» **Brief**: In your copy, reproduce the entries exactly as they are, minus the images.

» **Stored data**:
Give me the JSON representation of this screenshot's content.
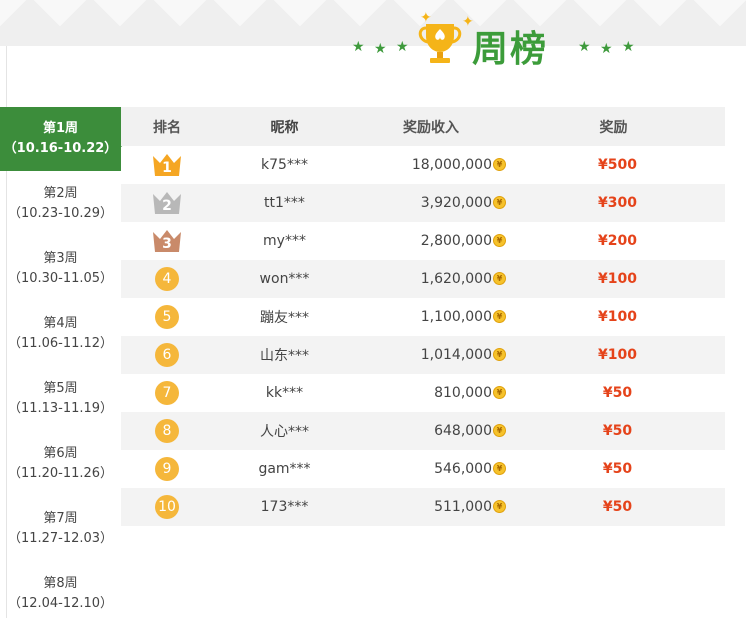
{
  "header": {
    "title": "周榜"
  },
  "sidebar": {
    "weeks": [
      {
        "label": "第1周",
        "range": "（10.16-10.22）",
        "active": true
      },
      {
        "label": "第2周",
        "range": "（10.23-10.29）",
        "active": false
      },
      {
        "label": "第3周",
        "range": "（10.30-11.05）",
        "active": false
      },
      {
        "label": "第4周",
        "range": "（11.06-11.12）",
        "active": false
      },
      {
        "label": "第5周",
        "range": "（11.13-11.19）",
        "active": false
      },
      {
        "label": "第6周",
        "range": "（11.20-11.26）",
        "active": false
      },
      {
        "label": "第7周",
        "range": "（11.27-12.03）",
        "active": false
      },
      {
        "label": "第8周",
        "range": "（12.04-12.10）",
        "active": false
      }
    ]
  },
  "table": {
    "headers": {
      "rank": "排名",
      "nickname": "昵称",
      "income": "奖励收入",
      "reward": "奖励"
    },
    "rows": [
      {
        "rank": "1",
        "nickname": "k75***",
        "income": "18,000,000",
        "reward": "¥500"
      },
      {
        "rank": "2",
        "nickname": "tt1***",
        "income": "3,920,000",
        "reward": "¥300"
      },
      {
        "rank": "3",
        "nickname": "my***",
        "income": "2,800,000",
        "reward": "¥200"
      },
      {
        "rank": "4",
        "nickname": "won***",
        "income": "1,620,000",
        "reward": "¥100"
      },
      {
        "rank": "5",
        "nickname": "蹦友***",
        "income": "1,100,000",
        "reward": "¥100"
      },
      {
        "rank": "6",
        "nickname": "山东***",
        "income": "1,014,000",
        "reward": "¥100"
      },
      {
        "rank": "7",
        "nickname": "kk***",
        "income": "810,000",
        "reward": "¥50"
      },
      {
        "rank": "8",
        "nickname": "人心***",
        "income": "648,000",
        "reward": "¥50"
      },
      {
        "rank": "9",
        "nickname": "gam***",
        "income": "546,000",
        "reward": "¥50"
      },
      {
        "rank": "10",
        "nickname": "173***",
        "income": "511,000",
        "reward": "¥50"
      }
    ]
  },
  "colors": {
    "brand_green": "#3c8d3b",
    "title_green": "#3c9c3a",
    "reward_red": "#e5431a",
    "gold": "#f5b73b",
    "silver": "#b8b8b8",
    "bronze": "#c98a6a"
  },
  "icons": {
    "coin": "¥"
  }
}
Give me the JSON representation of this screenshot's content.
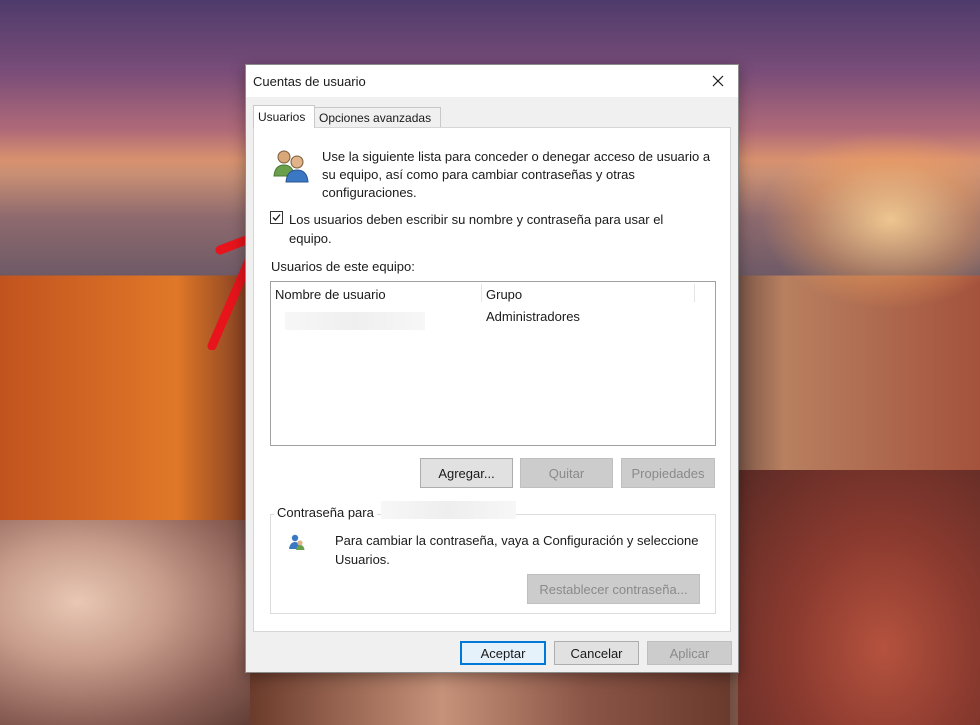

» **Task answer**:
Give me the JSON representation of this screenshot's content.
{
  "header": {
    "title": "周榜"
  },
  "sidebar": {
    "weeks": [
      {
        "label": "第1周",
        "range": "（10.16-10.22）",
        "active": true
      },
      {
        "label": "第2周",
        "range": "（10.23-10.29）",
        "active": false
      },
      {
        "label": "第3周",
        "range": "（10.30-11.05）",
        "active": false
      },
      {
        "label": "第4周",
        "range": "（11.06-11.12）",
        "active": false
      },
      {
        "label": "第5周",
        "range": "（11.13-11.19）",
        "active": false
      },
      {
        "label": "第6周",
        "range": "（11.20-11.26）",
        "active": false
      },
      {
        "label": "第7周",
        "range": "（11.27-12.03）",
        "active": false
      },
      {
        "label": "第8周",
        "range": "（12.04-12.10）",
        "active": false
      }
    ]
  },
  "table": {
    "headers": {
      "rank": "排名",
      "nickname": "昵称",
      "income": "奖励收入",
      "reward": "奖励"
    },
    "rows": [
      {
        "rank": "1",
        "nickname": "k75***",
        "income": "18,000,000",
        "reward": "¥500"
      },
      {
        "rank": "2",
        "nickname": "tt1***",
        "income": "3,920,000",
        "reward": "¥300"
      },
      {
        "rank": "3",
        "nickname": "my***",
        "income": "2,800,000",
        "reward": "¥200"
      },
      {
        "rank": "4",
        "nickname": "won***",
        "income": "1,620,000",
        "reward": "¥100"
      },
      {
        "rank": "5",
        "nickname": "蹦友***",
        "income": "1,100,000",
        "reward": "¥100"
      },
      {
        "rank": "6",
        "nickname": "山东***",
        "income": "1,014,000",
        "reward": "¥100"
      },
      {
        "rank": "7",
        "nickname": "kk***",
        "income": "810,000",
        "reward": "¥50"
      },
      {
        "rank": "8",
        "nickname": "人心***",
        "income": "648,000",
        "reward": "¥50"
      },
      {
        "rank": "9",
        "nickname": "gam***",
        "income": "546,000",
        "reward": "¥50"
      },
      {
        "rank": "10",
        "nickname": "173***",
        "income": "511,000",
        "reward": "¥50"
      }
    ]
  },
  "colors": {
    "brand_green": "#3c8d3b",
    "title_green": "#3c9c3a",
    "reward_red": "#e5431a",
    "gold": "#f5b73b",
    "silver": "#b8b8b8",
    "bronze": "#c98a6a"
  },
  "icons": {
    "coin": "¥"
  }
}
Give me the JSON representation of this screenshot's content.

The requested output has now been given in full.